TEXT SEGMENT:
Start

While the AI squad had a picnic, Rich and I reached the port and cleaned out the enemies. We ordered our squad to get into the boats, climbed into one and set off. Out into the deep blue. This is one of the moments that brings home how big ArmA III really is, as you drive the boat forwards for ten or twenty minutes solid but still have a ways to go to the map’s edge – and, soon enough, we saw a little island. Rich and I decided to have a look.
We pulled up and got onto the island. Trying to climb up an incline, Rich got trapped in a rock. While he tried to get out I checked the map. Remember those squadmates we’d told to get in the boats? Yeah. Instead they’d chosen to follow us by swimming, and were now either dead or apparently glitching deeper into the water. Rich had been stuck in the rock for minutes now, and somehow his attempts to escape had, like quicksand, pulled his soldier deeper in. Do not stand at my grave and weep, he said, before suiciding with a grenade.
I toddled back over to the boat and Rich respawned a few metres away in the ocean. Our squad was basically screwed. Number 9 was still at the Airfield. So we just sailed for the horizon. I had that view of his behind again – on and on we sailed, with nothing happening, with the objective sporadically failing and resetting. We were well outside the confines of Altis’s map, sailing to nowhere while discussing whether we could still complete the mission, whether there was anything out here, and what our idiotic squad were doing.
We eventually decided to drown ourselves. Finally Rich’s ass disappeared from my monitor, as in we both went. There were no sharks out here. There was just a featureless and textureless pale blue, with nothing visible in any direction. The edges of the screen gradually darkened, the starkness creeped us out, and then we died. No more ass. But the idea of Rich’s ass remained. What it stands for is important.
The thing is that the mission was great fun despite all this, and that counts for a lot – I was pissed off about the AI ruining things, but I didn’t feel those hours were wasted time. ArmA III shows clearly in these moments that it’s a platform rather than an FPS, and also how profoundly its developers depend on the community; which does mean that this is really about the board and pieces rather than any one game you can play with them.
Given this, you’d expect ArmA III’s constituent parts to run and look like a dream. It’s a gorgeous game, for sure, with the island of Altis playing the dual roles of bucolic paradise and military fantasy – acres of woodland divided only by trees and the odd dirt path, breaking out into the the cement and steel of military bases and scraps of suburbia. You spend a lot of time in ArmA III humping around the place, and so it’s a good thing the sights are this beautiful; it’s a game that has you continually tapping the screenshot button.
It is a place that lacks only finesse. Consider the beauty of Altis, next to the fact that many basic animations are considered an unnecessary luxury. Bohemia’s focus is in the right place – there are multiple new ways to fine-tune your soldier’s posture when aiming and moving, for example. But get into a car and watch how your his android hand lifts, palm-first, and warps him into the seat.
Things like this are in a sense unnecessary, and no doubt there are those who hold some ludicrous notion ArmA is ‘purer’ this way. But such an overwhelmingly functional approach also bleeds into Altis’s interiors. I remember my first mission that involved assaulting the airfield – our squad humped over the map, chatting about what we’d find there. An hour and several dispatched enemy patrols later, we found a huge grey lot with a smattering of choppers, buildings resembling concrete barns, and cavernous hangars that house almost nothing. The same goes for ‘normal’ buildings like apartments – everything’s so sparse and stark, with assets like doors endlessly recycled, that it feels like gunning through limbo.

End

INFORMATION SHOWN:
Start

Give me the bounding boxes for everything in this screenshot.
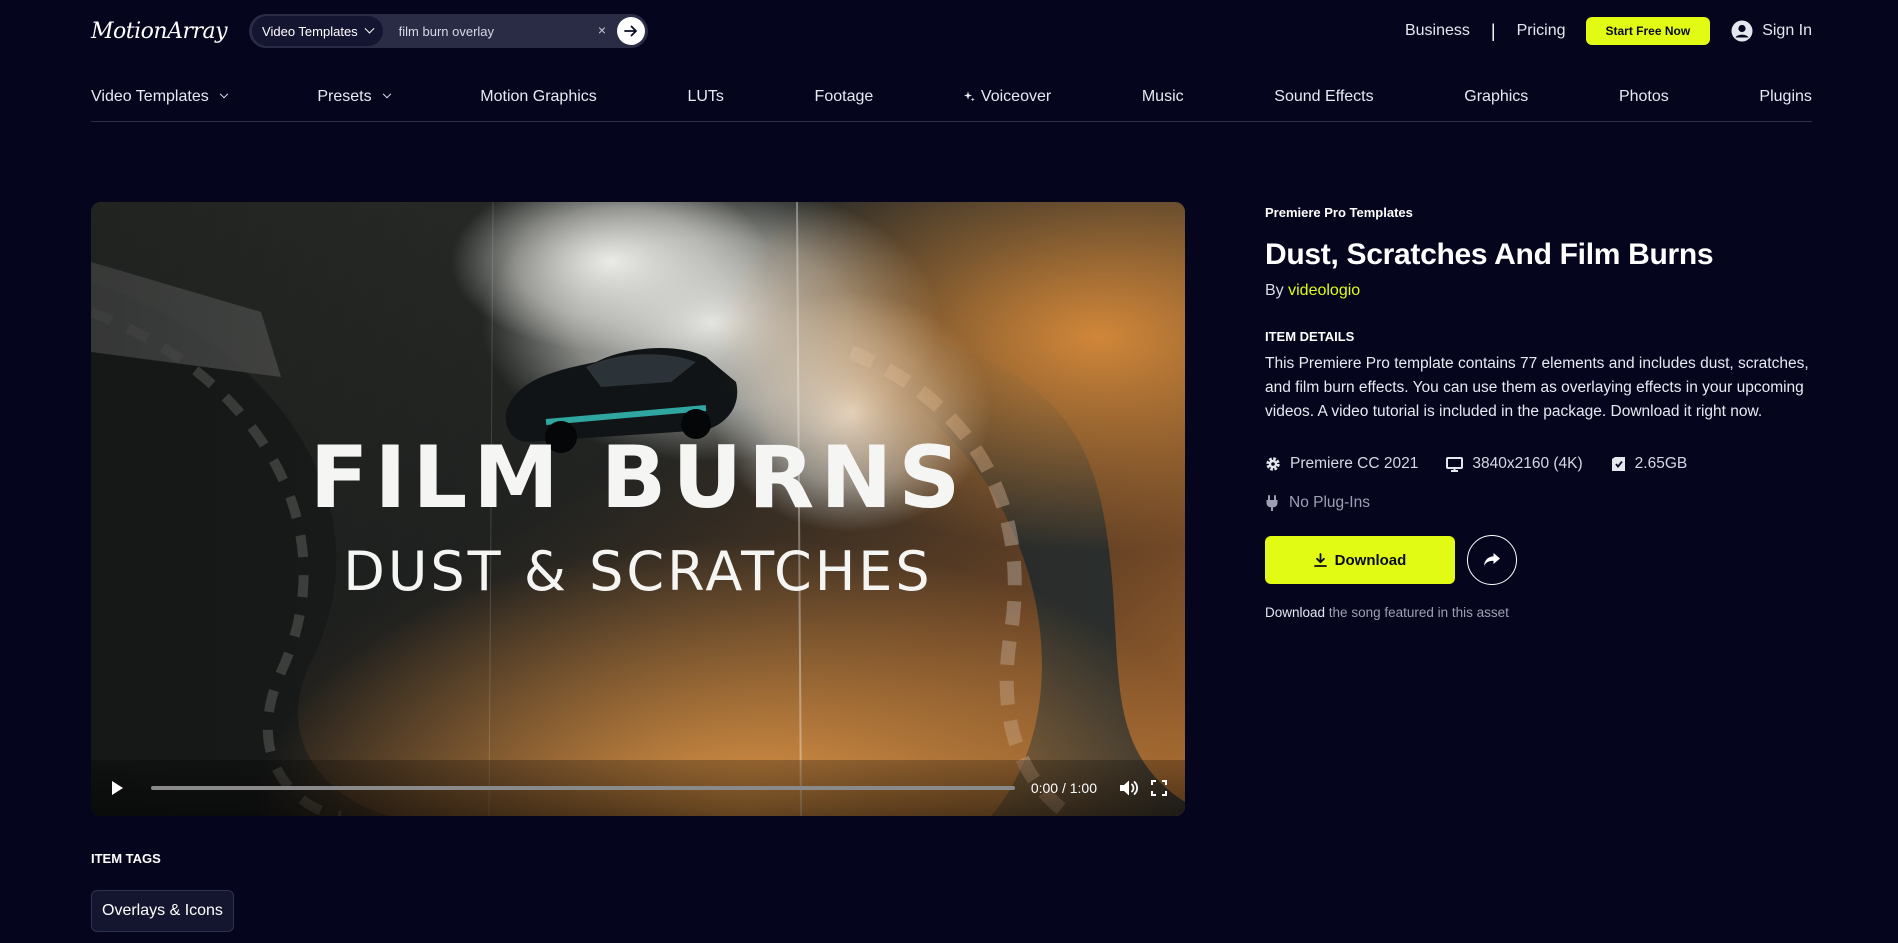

End

DIRECTION:
Continue the piece about ArmA III from the point where it stops. The lines play no part here.

RESPONSE:
Still, details such as these are forgivable. Much less satisfactory is Altis’s performance online (this is less of an issue with the second, smaller map Stratis) – not necessarily because it’s bad, but because what you get often feels random. This has always been an issue with ArmA, and a particular culprit is the framerate being magnetically drawn to 20FPS as you play in larger games.
Basically here is the golden rule. ArmA III runs beautifully in singleplayer and small co-op missions, but in multiplayer it’s an absolute toss-up whether you’ll get 40 FPS or 4. There are obvious things to avoid, like the bizarrely popular Wasteland gametype – which may very well be great, but doesn’t so much run as smear across your monitor. And anything on Altis with more than around forty players is hoping for far too much. This environment would give any processor a stiff test, and that’s fair enough, but it also feels temperamental with it.
It’s only fair to note that these problems are largely a result of ArmA’s incredible scope and determination to stay absolutely true to the spirit of simulation – inasmuch as nothing is faked here, there really is a giant island being generated in your PC, with all of its inhabitants being tracked in detail by every one of the others. So while ArmA III should absolutely be in a better state than it is, it does very well as long as you rein in that gigantic scope a little. This is why it’s such a difficult thing to capture. What other game would you say that about?
Thanks to an extended alpha and beta phase there are hundreds of pieces of community content already, approximately 50% of which is remakes of Operation Flashpoint missions (I’m kidding – just). I’ve spent plenty of time playing Domination and Annex missions, which probably qualify as ArmA’s standard gametypes and are as great as ever, alongside a lot of stuff that – to put a fine point on it – reminds me awfully of ArmA II. This is no bad thing, of course, but the game does feel like it could have used more new elements in general – it’s especially disappointing that there’s only one type of boat shared across all factions, for example.
With that said there’s already plenty of nutty stuff at the margins – Operation Afterburner has you streaking jets over convoys, an atmospheric Metal Gear Solid mission will have any fanboy grinning, and a recreation of the Navy Seals assault that killed Osama Bin Laden had me wondering what I was doing with my life. Despite the objections of purists who don’t want to see the great simulation tied to Valve’s teat, the integration of the community content to Steam Workshop is one of ArmA III’s best new features, with acquiring missions simply a matter of browsing and subscribing or, in terms of multiplayer gametypes, joining the server and downloading in-game.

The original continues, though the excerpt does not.